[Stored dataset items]
· · · · ·
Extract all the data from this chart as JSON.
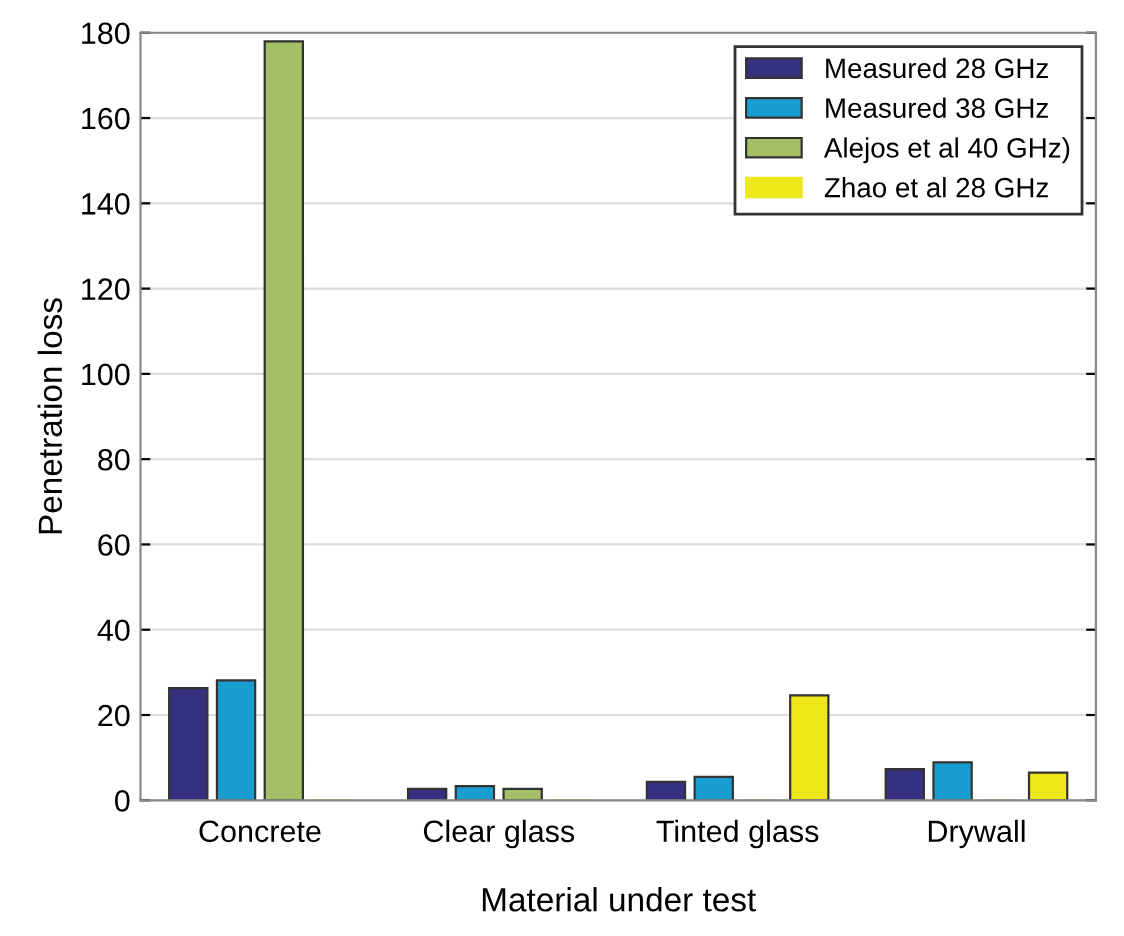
{
  "chart_data": {
    "type": "bar",
    "xlabel": "Material under test",
    "ylabel": "Penetration loss",
    "categories": [
      "Concrete",
      "Clear glass",
      "Tinted glass",
      "Drywall"
    ],
    "series": [
      {
        "name": "Measured 28 GHz",
        "color": "#35307f",
        "values": [
          26.3,
          2.7,
          4.3,
          7.3
        ]
      },
      {
        "name": "Measured 38 GHz",
        "color": "#1a9ed0",
        "values": [
          28.1,
          3.3,
          5.5,
          8.9
        ]
      },
      {
        "name": "Alejos et al 40 GHz)",
        "color": "#a5bf66",
        "values": [
          178,
          2.7,
          0,
          0
        ]
      },
      {
        "name": "Zhao et al 28 GHz",
        "color": "#eee81b",
        "values": [
          0,
          0,
          24.6,
          6.5
        ]
      }
    ],
    "ylim": [
      0,
      180
    ],
    "yticks": [
      0,
      20,
      40,
      60,
      80,
      100,
      120,
      140,
      160,
      180
    ],
    "grid": "y",
    "legend": "top right"
  }
}
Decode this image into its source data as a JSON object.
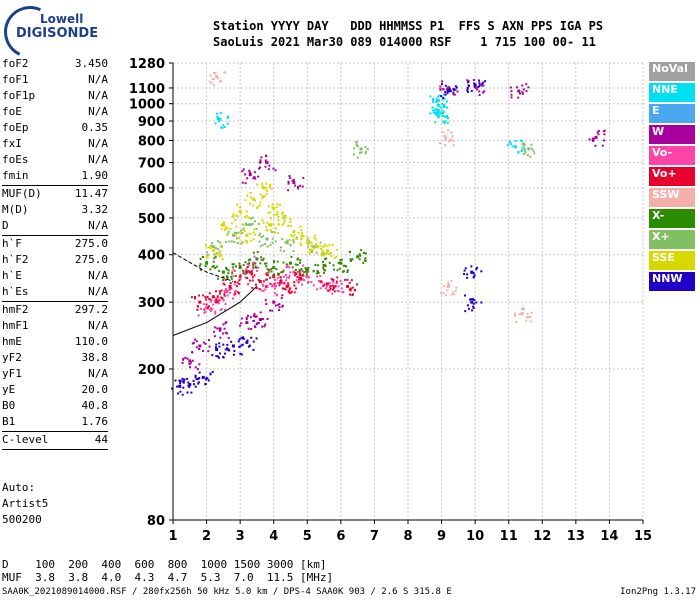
{
  "logo": {
    "line1": "Lowell",
    "line2": "DIGISONDE"
  },
  "header": {
    "line1": "Station YYYY DAY   DDD HHMMSS P1  FFS S AXN PPS IGA PS",
    "line2": "SaoLuis 2021 Mar30 089 014000 RSF    1 715 100 00- 11"
  },
  "params": [
    {
      "k": "foF2",
      "v": "3.450"
    },
    {
      "k": "foF1",
      "v": "N/A"
    },
    {
      "k": "foF1p",
      "v": "N/A"
    },
    {
      "k": "foE",
      "v": "N/A"
    },
    {
      "k": "foEp",
      "v": "0.35"
    },
    {
      "k": "fxI",
      "v": "N/A"
    },
    {
      "k": "foEs",
      "v": "N/A"
    },
    {
      "k": "fmin",
      "v": "1.90"
    },
    {
      "sep": true
    },
    {
      "k": "MUF(D)",
      "v": "11.47"
    },
    {
      "k": "M(D)",
      "v": "3.32"
    },
    {
      "k": "D",
      "v": "N/A"
    },
    {
      "sep": true
    },
    {
      "k": "h`F",
      "v": "275.0"
    },
    {
      "k": "h`F2",
      "v": "275.0"
    },
    {
      "k": "h`E",
      "v": "N/A"
    },
    {
      "k": "h`Es",
      "v": "N/A"
    },
    {
      "sep": true
    },
    {
      "k": "hmF2",
      "v": "297.2"
    },
    {
      "k": "hmF1",
      "v": "N/A"
    },
    {
      "k": "hmE",
      "v": "110.0"
    },
    {
      "k": "yF2",
      "v": "38.8"
    },
    {
      "k": "yF1",
      "v": "N/A"
    },
    {
      "k": "yE",
      "v": "20.0"
    },
    {
      "k": "B0",
      "v": "40.8"
    },
    {
      "k": "B1",
      "v": "1.76"
    },
    {
      "sep": true
    },
    {
      "k": "C-level",
      "v": "44"
    },
    {
      "sep": true
    }
  ],
  "autoscale": {
    "line1": "Auto:",
    "line2": "Artist5",
    "line3": "500200"
  },
  "legend": [
    {
      "label": "NoVal",
      "color": "#a0a0a0"
    },
    {
      "label": "NNE",
      "color": "#00e0f0"
    },
    {
      "label": "E",
      "color": "#4aa8f0"
    },
    {
      "label": "W",
      "color": "#a8009c"
    },
    {
      "label": "Vo-",
      "color": "#ff44a8"
    },
    {
      "label": "Vo+",
      "color": "#e8002c"
    },
    {
      "label": "SSW",
      "color": "#f4b0a8"
    },
    {
      "label": "X-",
      "color": "#2c8c00"
    },
    {
      "label": "X+",
      "color": "#80c060"
    },
    {
      "label": "SSE",
      "color": "#d8d800"
    },
    {
      "label": "NNW",
      "color": "#2000c8"
    }
  ],
  "chart_data": {
    "type": "scatter",
    "x_ticks": [
      "1",
      "2",
      "3",
      "4",
      "5",
      "6",
      "7",
      "8",
      "9",
      "10",
      "11",
      "12",
      "13",
      "14",
      "15"
    ],
    "y_ticks": [
      "80",
      "200",
      "300",
      "400",
      "500",
      "600",
      "700",
      "800",
      "900",
      "1000",
      "1100",
      "1280"
    ],
    "xlim": [
      1,
      15
    ],
    "ylim": [
      80,
      1280
    ],
    "ylim_scale": "log",
    "grid": true,
    "series": [
      {
        "name": "Vo-",
        "color": "#ff44a8",
        "points": [
          [
            2.0,
            290
          ],
          [
            2.3,
            300
          ],
          [
            2.6,
            320
          ],
          [
            3.0,
            350
          ],
          [
            3.4,
            380
          ],
          [
            3.8,
            330
          ],
          [
            4.2,
            340
          ],
          [
            4.6,
            360
          ],
          [
            5.0,
            350
          ],
          [
            5.4,
            340
          ],
          [
            5.8,
            330
          ]
        ]
      },
      {
        "name": "Vo+",
        "color": "#e8002c",
        "points": [
          [
            1.8,
            300
          ],
          [
            2.2,
            310
          ],
          [
            2.7,
            330
          ],
          [
            3.2,
            360
          ],
          [
            3.6,
            340
          ],
          [
            4.0,
            350
          ],
          [
            4.4,
            330
          ],
          [
            4.8,
            345
          ],
          [
            5.6,
            335
          ],
          [
            6.2,
            330
          ]
        ]
      },
      {
        "name": "W",
        "color": "#a8009c",
        "points": [
          [
            1.5,
            210
          ],
          [
            1.8,
            230
          ],
          [
            2.4,
            255
          ],
          [
            3.2,
            265
          ],
          [
            3.6,
            270
          ],
          [
            4.0,
            300
          ],
          [
            3.8,
            700
          ],
          [
            3.3,
            650
          ],
          [
            4.6,
            620
          ],
          [
            9.2,
            1100
          ],
          [
            10.0,
            1110
          ],
          [
            11.3,
            1080
          ],
          [
            13.6,
            815
          ]
        ]
      },
      {
        "name": "X-",
        "color": "#2c8c00",
        "points": [
          [
            2.0,
            380
          ],
          [
            2.5,
            360
          ],
          [
            3.0,
            370
          ],
          [
            3.5,
            390
          ],
          [
            4.0,
            370
          ],
          [
            4.5,
            380
          ],
          [
            5.0,
            365
          ],
          [
            5.5,
            375
          ],
          [
            6.0,
            380
          ],
          [
            6.5,
            395
          ]
        ]
      },
      {
        "name": "X+",
        "color": "#80c060",
        "points": [
          [
            2.2,
            420
          ],
          [
            2.8,
            450
          ],
          [
            3.3,
            480
          ],
          [
            3.8,
            440
          ],
          [
            4.4,
            430
          ],
          [
            5.2,
            420
          ],
          [
            6.6,
            760
          ],
          [
            11.6,
            760
          ]
        ]
      },
      {
        "name": "SSE",
        "color": "#d8d800",
        "points": [
          [
            2.2,
            410
          ],
          [
            2.6,
            470
          ],
          [
            3.0,
            520
          ],
          [
            3.4,
            560
          ],
          [
            3.7,
            600
          ],
          [
            4.0,
            530
          ],
          [
            4.3,
            500
          ],
          [
            4.6,
            460
          ],
          [
            5.0,
            430
          ],
          [
            5.3,
            420
          ],
          [
            5.6,
            410
          ],
          [
            3.2,
            450
          ],
          [
            3.9,
            480
          ]
        ]
      },
      {
        "name": "NNE",
        "color": "#00e0f0",
        "points": [
          [
            8.9,
            930
          ],
          [
            8.9,
            960
          ],
          [
            8.9,
            990
          ],
          [
            8.9,
            1020
          ],
          [
            2.4,
            910
          ],
          [
            11.2,
            770
          ]
        ]
      },
      {
        "name": "NNW",
        "color": "#2000c8",
        "points": [
          [
            1.2,
            180
          ],
          [
            1.5,
            182
          ],
          [
            1.9,
            190
          ],
          [
            2.3,
            225
          ],
          [
            2.8,
            230
          ],
          [
            3.2,
            235
          ],
          [
            9.2,
            1080
          ],
          [
            9.9,
            360
          ],
          [
            9.9,
            300
          ],
          [
            10.0,
            1120
          ]
        ]
      },
      {
        "name": "SSW",
        "color": "#f4b0a8",
        "points": [
          [
            2.3,
            1180
          ],
          [
            9.1,
            820
          ],
          [
            11.4,
            280
          ],
          [
            9.2,
            330
          ]
        ]
      }
    ],
    "trace_curve": [
      [
        1.0,
        245
      ],
      [
        2.0,
        265
      ],
      [
        3.0,
        300
      ],
      [
        3.5,
        330
      ]
    ],
    "trace_curve_dashed": [
      [
        1.0,
        405
      ],
      [
        2.0,
        360
      ],
      [
        2.8,
        340
      ]
    ]
  },
  "bottom": {
    "line1": "D    100  200  400  600  800  1000 1500 3000 [km]",
    "line2": "MUF  3.8  3.8  4.0  4.3  4.7  5.3  7.0  11.5 [MHz]"
  },
  "footer": {
    "left": "SAA0K_2021089014000.RSF / 280fx256h 50 kHz 5.0 km / DPS-4 SAA0K 903 / 2.6 S 315.8 E",
    "right": "Ion2Png 1.3.17"
  }
}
· · · · ·
Write out every line of the listing that holds the word "Measured".

EXERCISE SOLUTION
        "name": "Measured 28 GHz",
        "name": "Measured 38 GHz",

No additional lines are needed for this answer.